## Begin Records to process

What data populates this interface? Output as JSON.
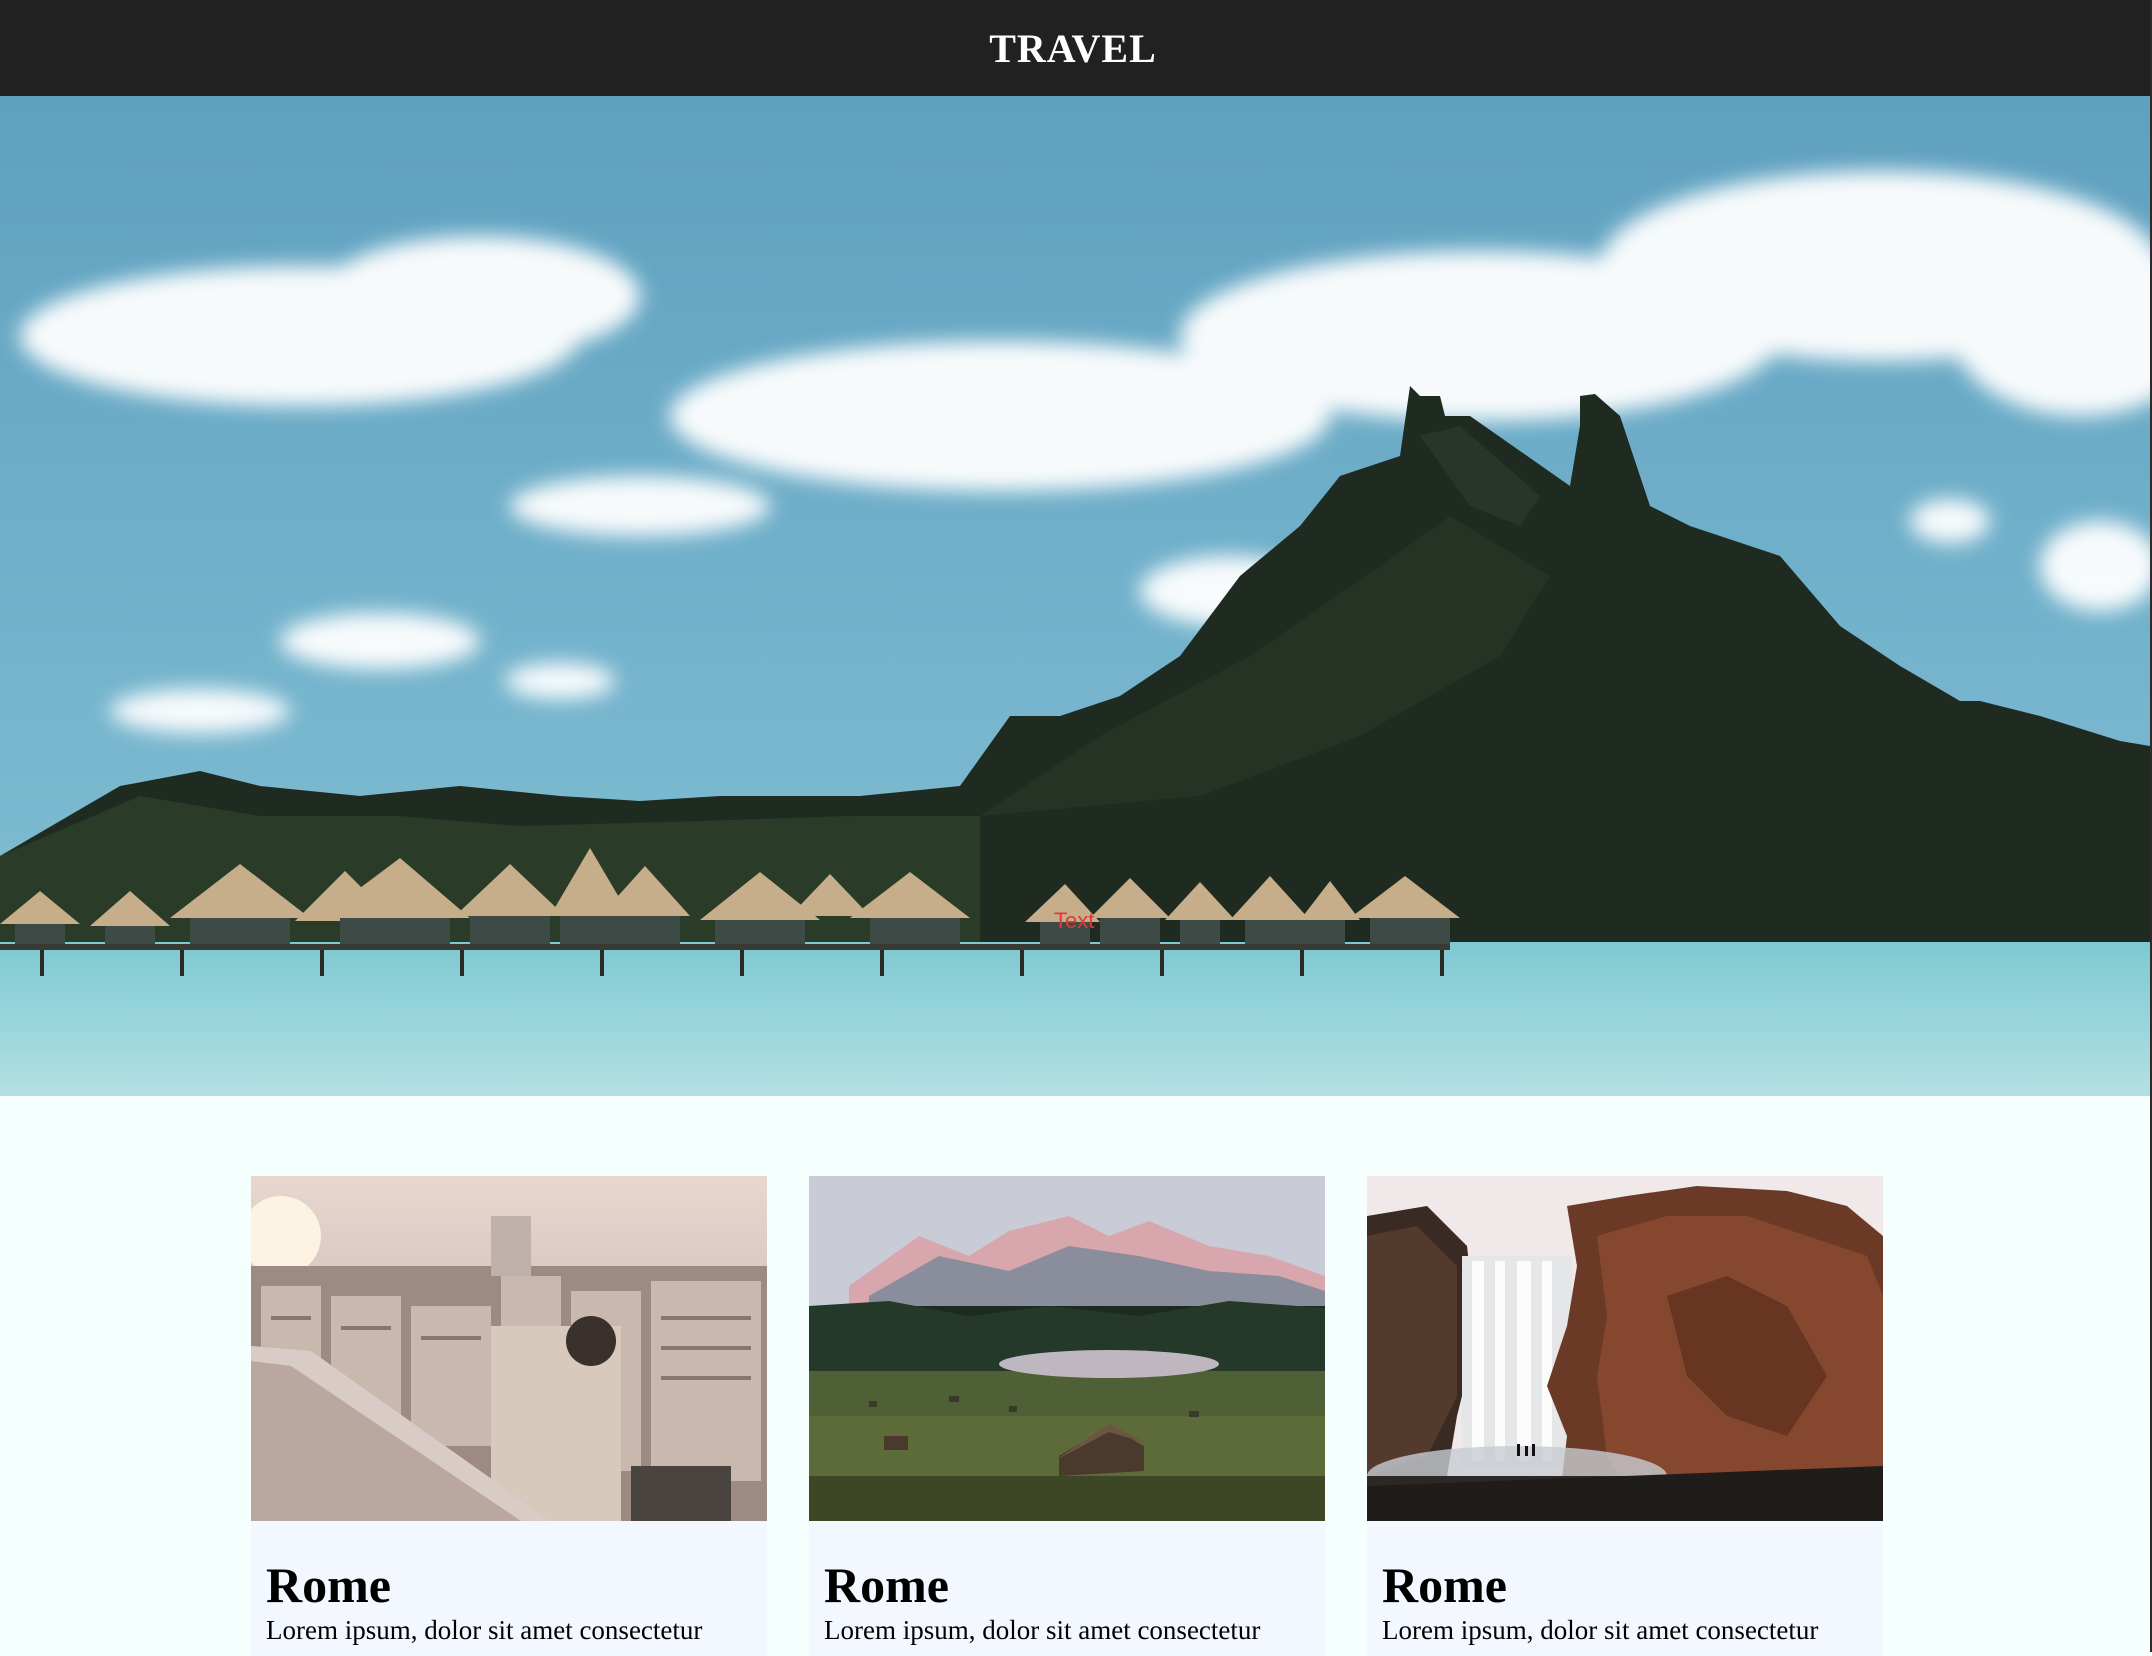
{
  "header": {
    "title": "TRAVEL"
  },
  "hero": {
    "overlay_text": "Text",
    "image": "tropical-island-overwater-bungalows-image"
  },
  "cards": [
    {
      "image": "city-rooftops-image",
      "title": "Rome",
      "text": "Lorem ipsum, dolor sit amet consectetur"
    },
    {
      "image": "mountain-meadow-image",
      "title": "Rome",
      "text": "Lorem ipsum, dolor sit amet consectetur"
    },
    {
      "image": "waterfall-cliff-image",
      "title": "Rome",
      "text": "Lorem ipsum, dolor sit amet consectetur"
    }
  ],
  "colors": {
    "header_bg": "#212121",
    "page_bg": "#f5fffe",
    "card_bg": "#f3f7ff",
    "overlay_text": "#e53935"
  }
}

## End Records to process

• _Aim of the task_
Go back to the records above and write them out exactly, without the pictures.

• _Solution to the exercise_
What data populates this interface? Output as JSON.
{
  "header": {
    "title": "TRAVEL"
  },
  "hero": {
    "overlay_text": "Text",
    "image": "tropical-island-overwater-bungalows-image"
  },
  "cards": [
    {
      "image": "city-rooftops-image",
      "title": "Rome",
      "text": "Lorem ipsum, dolor sit amet consectetur"
    },
    {
      "image": "mountain-meadow-image",
      "title": "Rome",
      "text": "Lorem ipsum, dolor sit amet consectetur"
    },
    {
      "image": "waterfall-cliff-image",
      "title": "Rome",
      "text": "Lorem ipsum, dolor sit amet consectetur"
    }
  ],
  "colors": {
    "header_bg": "#212121",
    "page_bg": "#f5fffe",
    "card_bg": "#f3f7ff",
    "overlay_text": "#e53935"
  }
}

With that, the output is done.